Description of the task: Repeat the whole listing exactly as written.

Stored rows:
====================

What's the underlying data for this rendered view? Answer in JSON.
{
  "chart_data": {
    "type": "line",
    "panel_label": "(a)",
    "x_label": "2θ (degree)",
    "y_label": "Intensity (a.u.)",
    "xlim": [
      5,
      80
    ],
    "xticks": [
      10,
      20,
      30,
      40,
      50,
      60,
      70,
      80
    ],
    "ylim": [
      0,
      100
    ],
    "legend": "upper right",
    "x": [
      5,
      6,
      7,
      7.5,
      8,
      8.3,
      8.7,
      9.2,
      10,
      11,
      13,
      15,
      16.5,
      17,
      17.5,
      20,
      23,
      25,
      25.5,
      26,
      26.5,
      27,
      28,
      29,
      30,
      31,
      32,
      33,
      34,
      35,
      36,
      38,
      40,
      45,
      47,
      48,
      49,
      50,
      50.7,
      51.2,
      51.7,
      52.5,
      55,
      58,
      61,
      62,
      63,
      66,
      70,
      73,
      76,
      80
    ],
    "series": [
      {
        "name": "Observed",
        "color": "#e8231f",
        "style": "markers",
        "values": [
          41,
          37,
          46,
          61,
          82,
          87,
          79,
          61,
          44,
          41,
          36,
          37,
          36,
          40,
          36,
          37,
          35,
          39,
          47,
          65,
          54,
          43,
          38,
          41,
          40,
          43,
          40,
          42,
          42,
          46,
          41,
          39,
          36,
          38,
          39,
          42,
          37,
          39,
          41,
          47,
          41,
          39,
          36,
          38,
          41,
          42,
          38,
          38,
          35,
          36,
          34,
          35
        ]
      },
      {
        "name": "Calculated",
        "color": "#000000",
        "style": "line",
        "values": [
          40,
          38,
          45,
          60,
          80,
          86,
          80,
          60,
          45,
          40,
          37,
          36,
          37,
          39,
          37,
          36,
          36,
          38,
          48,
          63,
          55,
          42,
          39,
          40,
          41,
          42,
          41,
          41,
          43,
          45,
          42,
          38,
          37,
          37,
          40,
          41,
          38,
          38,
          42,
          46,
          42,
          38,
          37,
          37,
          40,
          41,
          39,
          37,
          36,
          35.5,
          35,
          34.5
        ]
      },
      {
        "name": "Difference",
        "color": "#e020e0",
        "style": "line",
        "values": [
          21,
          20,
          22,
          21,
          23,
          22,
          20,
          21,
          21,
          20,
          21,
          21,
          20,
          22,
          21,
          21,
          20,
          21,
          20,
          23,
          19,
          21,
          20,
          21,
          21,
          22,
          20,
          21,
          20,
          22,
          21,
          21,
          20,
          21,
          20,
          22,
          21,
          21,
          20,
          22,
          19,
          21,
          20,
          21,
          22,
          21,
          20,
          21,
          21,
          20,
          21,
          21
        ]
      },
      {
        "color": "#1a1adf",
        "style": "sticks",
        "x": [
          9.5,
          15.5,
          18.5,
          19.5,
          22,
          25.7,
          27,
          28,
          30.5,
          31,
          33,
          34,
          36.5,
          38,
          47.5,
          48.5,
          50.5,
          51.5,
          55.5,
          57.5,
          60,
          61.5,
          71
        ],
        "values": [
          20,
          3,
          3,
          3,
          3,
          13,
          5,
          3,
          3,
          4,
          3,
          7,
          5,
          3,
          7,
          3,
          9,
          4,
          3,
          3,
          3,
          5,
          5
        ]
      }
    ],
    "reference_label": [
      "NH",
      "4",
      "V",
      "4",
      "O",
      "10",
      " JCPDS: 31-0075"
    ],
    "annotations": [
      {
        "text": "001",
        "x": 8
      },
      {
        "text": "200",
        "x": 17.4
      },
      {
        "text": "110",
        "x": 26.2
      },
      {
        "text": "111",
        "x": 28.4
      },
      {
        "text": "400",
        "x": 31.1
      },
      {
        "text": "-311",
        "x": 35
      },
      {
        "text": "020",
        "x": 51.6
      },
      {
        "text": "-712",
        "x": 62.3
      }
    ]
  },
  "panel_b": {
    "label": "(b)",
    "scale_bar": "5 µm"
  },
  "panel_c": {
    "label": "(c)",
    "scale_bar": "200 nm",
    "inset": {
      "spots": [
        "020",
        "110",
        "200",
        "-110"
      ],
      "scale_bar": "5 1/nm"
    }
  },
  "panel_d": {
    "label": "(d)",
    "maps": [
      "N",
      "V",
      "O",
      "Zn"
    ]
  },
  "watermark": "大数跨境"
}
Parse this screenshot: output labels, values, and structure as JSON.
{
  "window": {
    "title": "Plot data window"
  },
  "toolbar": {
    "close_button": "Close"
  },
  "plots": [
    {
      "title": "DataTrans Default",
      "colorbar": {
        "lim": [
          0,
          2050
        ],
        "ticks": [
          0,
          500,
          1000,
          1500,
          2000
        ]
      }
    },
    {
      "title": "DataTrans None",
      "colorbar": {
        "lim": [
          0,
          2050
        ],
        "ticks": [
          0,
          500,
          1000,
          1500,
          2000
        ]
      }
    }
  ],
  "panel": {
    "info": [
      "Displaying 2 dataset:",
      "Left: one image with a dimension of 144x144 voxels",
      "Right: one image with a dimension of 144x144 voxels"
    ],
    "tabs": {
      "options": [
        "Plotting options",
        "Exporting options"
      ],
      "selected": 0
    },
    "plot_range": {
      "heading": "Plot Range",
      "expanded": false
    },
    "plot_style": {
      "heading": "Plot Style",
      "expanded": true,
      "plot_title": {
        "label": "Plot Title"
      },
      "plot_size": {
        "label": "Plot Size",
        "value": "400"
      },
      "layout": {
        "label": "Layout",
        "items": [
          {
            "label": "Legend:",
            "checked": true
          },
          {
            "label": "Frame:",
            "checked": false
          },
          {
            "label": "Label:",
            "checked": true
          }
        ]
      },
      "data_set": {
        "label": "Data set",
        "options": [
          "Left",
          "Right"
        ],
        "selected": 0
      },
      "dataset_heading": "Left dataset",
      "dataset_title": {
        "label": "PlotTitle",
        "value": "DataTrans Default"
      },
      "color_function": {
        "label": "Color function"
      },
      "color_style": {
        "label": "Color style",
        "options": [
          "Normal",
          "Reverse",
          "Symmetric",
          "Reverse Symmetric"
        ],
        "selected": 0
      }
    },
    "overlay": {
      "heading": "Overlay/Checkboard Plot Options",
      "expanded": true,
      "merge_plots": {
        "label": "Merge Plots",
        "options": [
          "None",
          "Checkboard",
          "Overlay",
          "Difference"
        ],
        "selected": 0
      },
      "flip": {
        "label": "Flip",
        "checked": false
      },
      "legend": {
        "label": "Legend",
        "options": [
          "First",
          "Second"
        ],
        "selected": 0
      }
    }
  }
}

====================

Written answer:
What's the underlying data for this rendered view? Answer in JSON.
{
  "chart_data": {
    "type": "line",
    "panel_label": "(a)",
    "x_label": "2θ (degree)",
    "y_label": "Intensity (a.u.)",
    "xlim": [
      5,
      80
    ],
    "xticks": [
      10,
      20,
      30,
      40,
      50,
      60,
      70,
      80
    ],
    "ylim": [
      0,
      100
    ],
    "legend": "upper right",
    "x": [
      5,
      6,
      7,
      7.5,
      8,
      8.3,
      8.7,
      9.2,
      10,
      11,
      13,
      15,
      16.5,
      17,
      17.5,
      20,
      23,
      25,
      25.5,
      26,
      26.5,
      27,
      28,
      29,
      30,
      31,
      32,
      33,
      34,
      35,
      36,
      38,
      40,
      45,
      47,
      48,
      49,
      50,
      50.7,
      51.2,
      51.7,
      52.5,
      55,
      58,
      61,
      62,
      63,
      66,
      70,
      73,
      76,
      80
    ],
    "series": [
      {
        "name": "Observed",
        "color": "#e8231f",
        "style": "markers",
        "values": [
          41,
          37,
          46,
          61,
          82,
          87,
          79,
          61,
          44,
          41,
          36,
          37,
          36,
          40,
          36,
          37,
          35,
          39,
          47,
          65,
          54,
          43,
          38,
          41,
          40,
          43,
          40,
          42,
          42,
          46,
          41,
          39,
          36,
          38,
          39,
          42,
          37,
          39,
          41,
          47,
          41,
          39,
          36,
          38,
          41,
          42,
          38,
          38,
          35,
          36,
          34,
          35
        ]
      },
      {
        "name": "Calculated",
        "color": "#000000",
        "style": "line",
        "values": [
          40,
          38,
          45,
          60,
          80,
          86,
          80,
          60,
          45,
          40,
          37,
          36,
          37,
          39,
          37,
          36,
          36,
          38,
          48,
          63,
          55,
          42,
          39,
          40,
          41,
          42,
          41,
          41,
          43,
          45,
          42,
          38,
          37,
          37,
          40,
          41,
          38,
          38,
          42,
          46,
          42,
          38,
          37,
          37,
          40,
          41,
          39,
          37,
          36,
          35.5,
          35,
          34.5
        ]
      },
      {
        "name": "Difference",
        "color": "#e020e0",
        "style": "line",
        "values": [
          21,
          20,
          22,
          21,
          23,
          22,
          20,
          21,
          21,
          20,
          21,
          21,
          20,
          22,
          21,
          21,
          20,
          21,
          20,
          23,
          19,
          21,
          20,
          21,
          21,
          22,
          20,
          21,
          20,
          22,
          21,
          21,
          20,
          21,
          20,
          22,
          21,
          21,
          20,
          22,
          19,
          21,
          20,
          21,
          22,
          21,
          20,
          21,
          21,
          20,
          21,
          21
        ]
      },
      {
        "color": "#1a1adf",
        "style": "sticks",
        "x": [
          9.5,
          15.5,
          18.5,
          19.5,
          22,
          25.7,
          27,
          28,
          30.5,
          31,
          33,
          34,
          36.5,
          38,
          47.5,
          48.5,
          50.5,
          51.5,
          55.5,
          57.5,
          60,
          61.5,
          71
        ],
        "values": [
          20,
          3,
          3,
          3,
          3,
          13,
          5,
          3,
          3,
          4,
          3,
          7,
          5,
          3,
          7,
          3,
          9,
          4,
          3,
          3,
          3,
          5,
          5
        ]
      }
    ],
    "reference_label": [
      "NH",
      "4",
      "V",
      "4",
      "O",
      "10",
      " JCPDS: 31-0075"
    ],
    "annotations": [
      {
        "text": "001",
        "x": 8
      },
      {
        "text": "200",
        "x": 17.4
      },
      {
        "text": "110",
        "x": 26.2
      },
      {
        "text": "111",
        "x": 28.4
      },
      {
        "text": "400",
        "x": 31.1
      },
      {
        "text": "-311",
        "x": 35
      },
      {
        "text": "020",
        "x": 51.6
      },
      {
        "text": "-712",
        "x": 62.3
      }
    ]
  },
  "panel_b": {
    "label": "(b)",
    "scale_bar": "5 µm"
  },
  "panel_c": {
    "label": "(c)",
    "scale_bar": "200 nm",
    "inset": {
      "spots": [
        "020",
        "110",
        "200",
        "-110"
      ],
      "scale_bar": "5 1/nm"
    }
  },
  "panel_d": {
    "label": "(d)",
    "maps": [
      "N",
      "V",
      "O",
      "Zn"
    ]
  },
  "watermark": "大数跨境"
}
Parse this screenshot: output labels, values, and structure as JSON.
{
  "window": {
    "title": "Plot data window"
  },
  "toolbar": {
    "close_button": "Close"
  },
  "plots": [
    {
      "title": "DataTrans Default",
      "colorbar": {
        "lim": [
          0,
          2050
        ],
        "ticks": [
          0,
          500,
          1000,
          1500,
          2000
        ]
      }
    },
    {
      "title": "DataTrans None",
      "colorbar": {
        "lim": [
          0,
          2050
        ],
        "ticks": [
          0,
          500,
          1000,
          1500,
          2000
        ]
      }
    }
  ],
  "panel": {
    "info": [
      "Displaying 2 dataset:",
      "Left: one image with a dimension of 144x144 voxels",
      "Right: one image with a dimension of 144x144 voxels"
    ],
    "tabs": {
      "options": [
        "Plotting options",
        "Exporting options"
      ],
      "selected": 0
    },
    "plot_range": {
      "heading": "Plot Range",
      "expanded": false
    },
    "plot_style": {
      "heading": "Plot Style",
      "expanded": true,
      "plot_title": {
        "label": "Plot Title"
      },
      "plot_size": {
        "label": "Plot Size",
        "value": "400"
      },
      "layout": {
        "label": "Layout",
        "items": [
          {
            "label": "Legend:",
            "checked": true
          },
          {
            "label": "Frame:",
            "checked": false
          },
          {
            "label": "Label:",
            "checked": true
          }
        ]
      },
      "data_set": {
        "label": "Data set",
        "options": [
          "Left",
          "Right"
        ],
        "selected": 0
      },
      "dataset_heading": "Left dataset",
      "dataset_title": {
        "label": "PlotTitle",
        "value": "DataTrans Default"
      },
      "color_function": {
        "label": "Color function"
      },
      "color_style": {
        "label": "Color style",
        "options": [
          "Normal",
          "Reverse",
          "Symmetric",
          "Reverse Symmetric"
        ],
        "selected": 0
      }
    },
    "overlay": {
      "heading": "Overlay/Checkboard Plot Options",
      "expanded": true,
      "merge_plots": {
        "label": "Merge Plots",
        "options": [
          "None",
          "Checkboard",
          "Overlay",
          "Difference"
        ],
        "selected": 0
      },
      "flip": {
        "label": "Flip",
        "checked": false
      },
      "legend": {
        "label": "Legend",
        "options": [
          "First",
          "Second"
        ],
        "selected": 0
      }
    }
  }
}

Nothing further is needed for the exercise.